* Start Data to use *

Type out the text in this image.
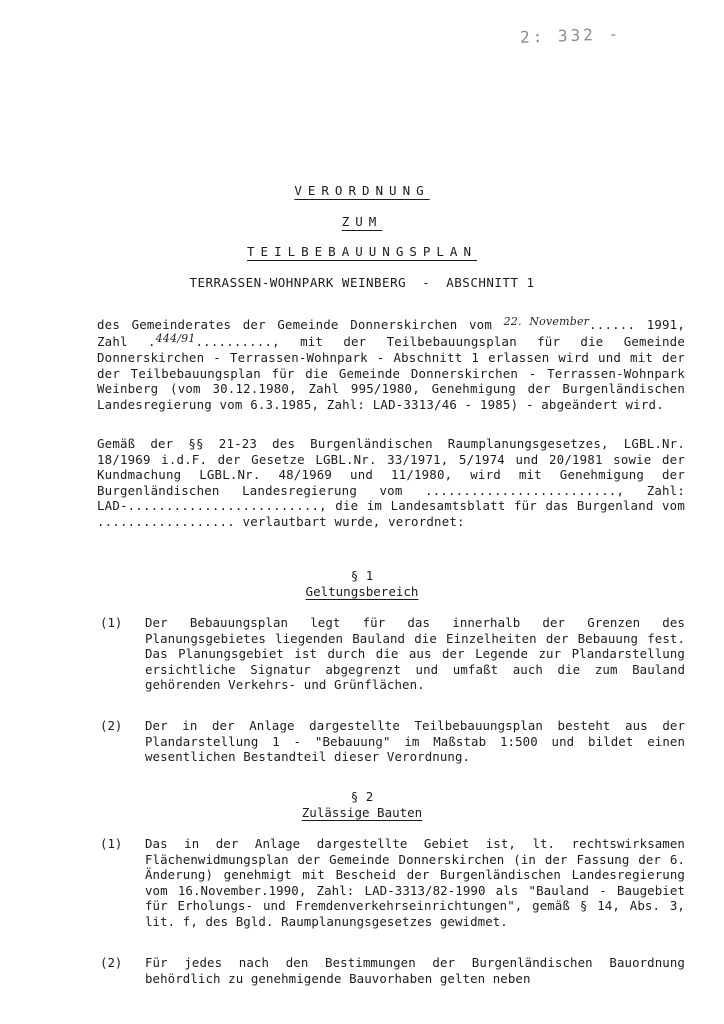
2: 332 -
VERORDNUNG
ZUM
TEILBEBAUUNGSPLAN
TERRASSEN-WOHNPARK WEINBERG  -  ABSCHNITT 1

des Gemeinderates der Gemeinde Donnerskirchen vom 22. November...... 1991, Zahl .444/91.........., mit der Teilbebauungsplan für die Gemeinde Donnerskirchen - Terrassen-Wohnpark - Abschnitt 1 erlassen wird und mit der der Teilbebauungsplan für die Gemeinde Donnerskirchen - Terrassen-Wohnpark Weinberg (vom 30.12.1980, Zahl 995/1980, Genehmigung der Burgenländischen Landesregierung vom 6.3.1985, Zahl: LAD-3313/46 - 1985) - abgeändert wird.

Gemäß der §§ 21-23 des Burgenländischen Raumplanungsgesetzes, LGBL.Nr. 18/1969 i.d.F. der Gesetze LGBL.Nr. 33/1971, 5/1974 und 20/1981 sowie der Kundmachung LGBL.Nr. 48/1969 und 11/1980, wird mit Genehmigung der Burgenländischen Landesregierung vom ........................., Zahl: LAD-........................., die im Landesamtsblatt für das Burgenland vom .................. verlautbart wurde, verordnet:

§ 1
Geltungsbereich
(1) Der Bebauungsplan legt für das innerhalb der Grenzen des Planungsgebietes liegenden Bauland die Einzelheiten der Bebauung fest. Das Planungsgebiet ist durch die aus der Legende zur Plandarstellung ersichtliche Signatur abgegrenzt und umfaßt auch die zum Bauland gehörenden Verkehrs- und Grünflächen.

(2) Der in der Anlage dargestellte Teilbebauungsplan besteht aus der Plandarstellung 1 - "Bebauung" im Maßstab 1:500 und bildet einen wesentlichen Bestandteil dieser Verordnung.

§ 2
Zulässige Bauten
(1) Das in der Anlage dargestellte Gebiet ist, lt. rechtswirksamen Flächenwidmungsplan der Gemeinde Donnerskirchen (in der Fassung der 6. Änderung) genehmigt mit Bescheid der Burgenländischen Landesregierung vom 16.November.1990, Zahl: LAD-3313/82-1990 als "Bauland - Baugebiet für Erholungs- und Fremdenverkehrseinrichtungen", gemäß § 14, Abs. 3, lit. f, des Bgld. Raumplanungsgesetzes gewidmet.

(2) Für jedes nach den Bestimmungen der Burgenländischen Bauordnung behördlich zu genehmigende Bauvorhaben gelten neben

* End Data to use *
* Start Data to use *

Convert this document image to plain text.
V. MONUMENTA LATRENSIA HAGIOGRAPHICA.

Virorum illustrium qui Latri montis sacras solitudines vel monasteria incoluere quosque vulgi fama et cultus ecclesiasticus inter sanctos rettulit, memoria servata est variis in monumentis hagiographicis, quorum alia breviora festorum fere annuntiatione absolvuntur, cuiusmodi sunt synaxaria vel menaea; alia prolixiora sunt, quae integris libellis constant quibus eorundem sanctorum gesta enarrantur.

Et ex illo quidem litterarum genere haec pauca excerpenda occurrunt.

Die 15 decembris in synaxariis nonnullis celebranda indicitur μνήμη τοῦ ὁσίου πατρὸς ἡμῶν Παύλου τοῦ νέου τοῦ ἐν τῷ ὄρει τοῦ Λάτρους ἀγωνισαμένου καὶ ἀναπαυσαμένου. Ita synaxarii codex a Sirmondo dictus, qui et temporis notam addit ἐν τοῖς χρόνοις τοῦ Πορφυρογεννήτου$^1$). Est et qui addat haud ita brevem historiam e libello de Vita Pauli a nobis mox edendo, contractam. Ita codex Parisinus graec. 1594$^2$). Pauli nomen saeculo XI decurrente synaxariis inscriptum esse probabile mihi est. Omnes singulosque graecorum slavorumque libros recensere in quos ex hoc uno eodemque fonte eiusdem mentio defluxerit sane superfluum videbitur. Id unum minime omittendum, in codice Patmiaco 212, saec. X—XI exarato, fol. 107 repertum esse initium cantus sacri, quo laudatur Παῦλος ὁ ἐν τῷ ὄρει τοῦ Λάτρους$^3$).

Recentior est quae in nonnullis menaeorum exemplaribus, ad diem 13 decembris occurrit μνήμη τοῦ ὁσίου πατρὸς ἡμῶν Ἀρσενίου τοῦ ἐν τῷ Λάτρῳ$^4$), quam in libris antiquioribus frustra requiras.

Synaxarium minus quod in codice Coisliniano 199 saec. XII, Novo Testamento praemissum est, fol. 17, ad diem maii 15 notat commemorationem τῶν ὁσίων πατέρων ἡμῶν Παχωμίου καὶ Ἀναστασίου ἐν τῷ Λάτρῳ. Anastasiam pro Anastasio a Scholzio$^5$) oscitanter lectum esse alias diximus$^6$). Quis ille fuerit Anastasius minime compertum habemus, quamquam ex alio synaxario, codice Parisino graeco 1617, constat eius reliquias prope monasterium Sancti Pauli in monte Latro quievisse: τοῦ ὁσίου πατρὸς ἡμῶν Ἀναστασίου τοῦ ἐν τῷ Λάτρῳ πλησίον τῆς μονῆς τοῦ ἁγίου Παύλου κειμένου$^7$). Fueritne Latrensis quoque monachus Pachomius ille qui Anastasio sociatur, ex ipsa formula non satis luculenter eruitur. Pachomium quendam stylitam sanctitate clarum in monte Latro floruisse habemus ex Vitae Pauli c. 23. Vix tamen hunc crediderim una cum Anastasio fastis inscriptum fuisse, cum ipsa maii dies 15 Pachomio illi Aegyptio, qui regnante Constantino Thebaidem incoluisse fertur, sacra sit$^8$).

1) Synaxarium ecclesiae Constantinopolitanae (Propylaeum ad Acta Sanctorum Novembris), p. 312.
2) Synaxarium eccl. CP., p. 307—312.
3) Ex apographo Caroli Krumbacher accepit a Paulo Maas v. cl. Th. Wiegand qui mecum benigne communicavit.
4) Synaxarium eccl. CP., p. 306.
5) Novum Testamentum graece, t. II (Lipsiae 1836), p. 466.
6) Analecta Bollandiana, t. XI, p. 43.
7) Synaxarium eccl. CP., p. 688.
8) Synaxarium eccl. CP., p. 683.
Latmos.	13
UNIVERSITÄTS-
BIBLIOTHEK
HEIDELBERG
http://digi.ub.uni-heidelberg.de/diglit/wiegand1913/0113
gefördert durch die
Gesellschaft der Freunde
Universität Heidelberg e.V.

* End Data to use *
* Start Data to use *

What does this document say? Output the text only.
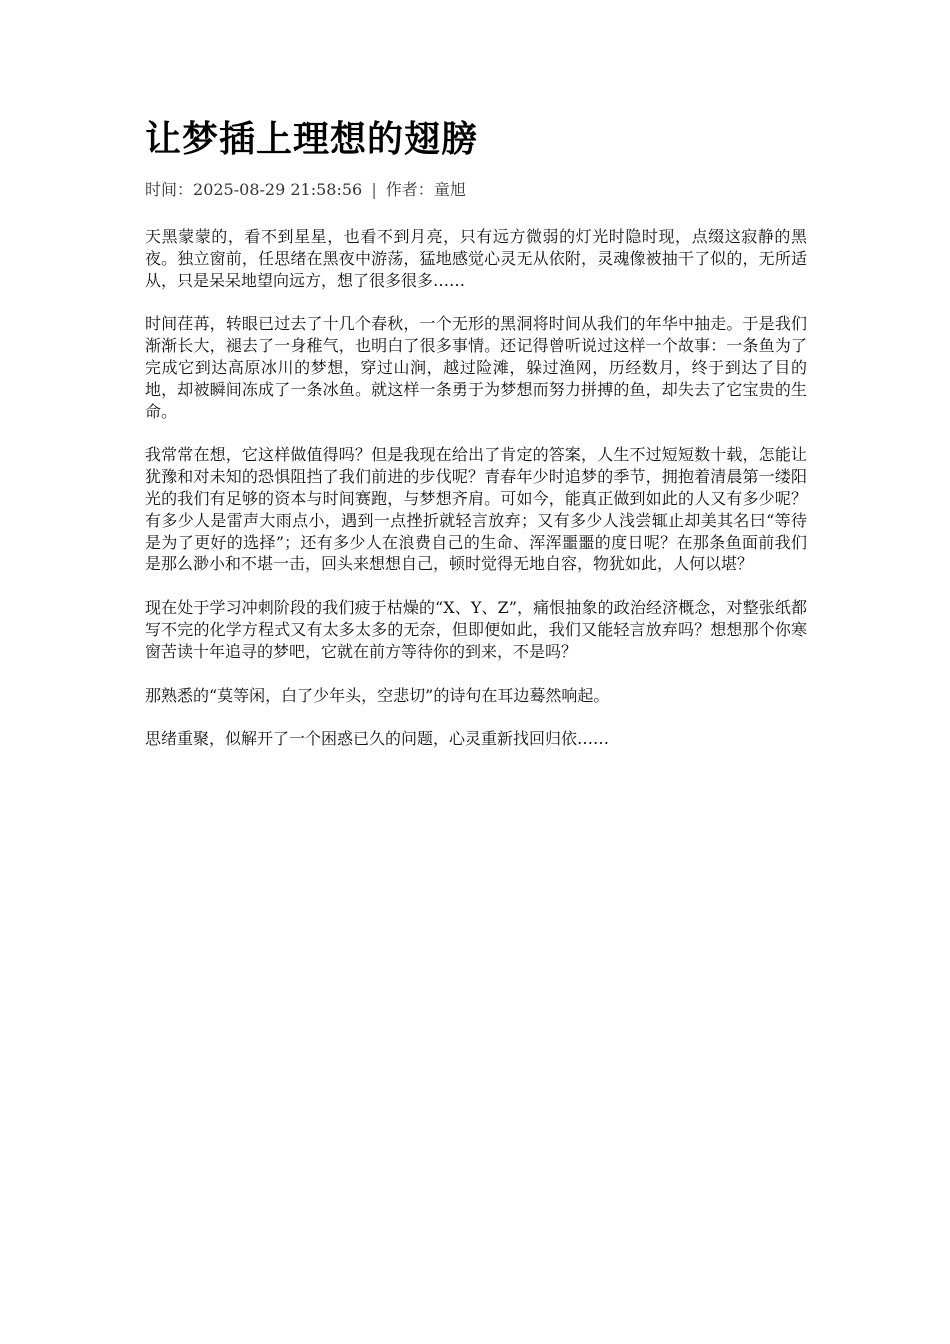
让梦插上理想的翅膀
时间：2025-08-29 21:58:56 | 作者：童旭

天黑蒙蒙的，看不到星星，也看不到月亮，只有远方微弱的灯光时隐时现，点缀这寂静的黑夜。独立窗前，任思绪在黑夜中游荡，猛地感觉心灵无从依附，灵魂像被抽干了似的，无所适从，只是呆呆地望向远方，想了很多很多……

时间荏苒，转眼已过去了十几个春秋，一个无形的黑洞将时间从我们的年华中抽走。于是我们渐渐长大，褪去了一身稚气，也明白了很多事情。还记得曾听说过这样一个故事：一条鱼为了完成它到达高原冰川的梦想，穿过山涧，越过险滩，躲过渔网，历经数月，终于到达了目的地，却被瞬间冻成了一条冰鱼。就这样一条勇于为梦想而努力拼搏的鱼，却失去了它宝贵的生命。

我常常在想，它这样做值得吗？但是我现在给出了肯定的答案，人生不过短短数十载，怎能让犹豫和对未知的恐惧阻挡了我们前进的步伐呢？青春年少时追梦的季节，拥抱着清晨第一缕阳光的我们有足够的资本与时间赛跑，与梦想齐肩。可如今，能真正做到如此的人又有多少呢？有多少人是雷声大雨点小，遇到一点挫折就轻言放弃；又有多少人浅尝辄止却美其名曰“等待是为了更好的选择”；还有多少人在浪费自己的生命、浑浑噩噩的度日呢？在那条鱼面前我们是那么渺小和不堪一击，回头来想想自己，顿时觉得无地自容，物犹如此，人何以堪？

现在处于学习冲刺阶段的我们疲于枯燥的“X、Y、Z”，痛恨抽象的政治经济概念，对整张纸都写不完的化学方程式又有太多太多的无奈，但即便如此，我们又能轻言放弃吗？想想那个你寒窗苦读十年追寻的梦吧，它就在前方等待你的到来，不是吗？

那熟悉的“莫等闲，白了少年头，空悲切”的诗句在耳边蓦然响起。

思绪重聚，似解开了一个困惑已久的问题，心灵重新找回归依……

* End Data to use *

* **Directions**: Every line of the records that includes the word "document" should be gathered.

* **Output for this task**:
Convert this document image to plain text.
What does this document say? Output the text only.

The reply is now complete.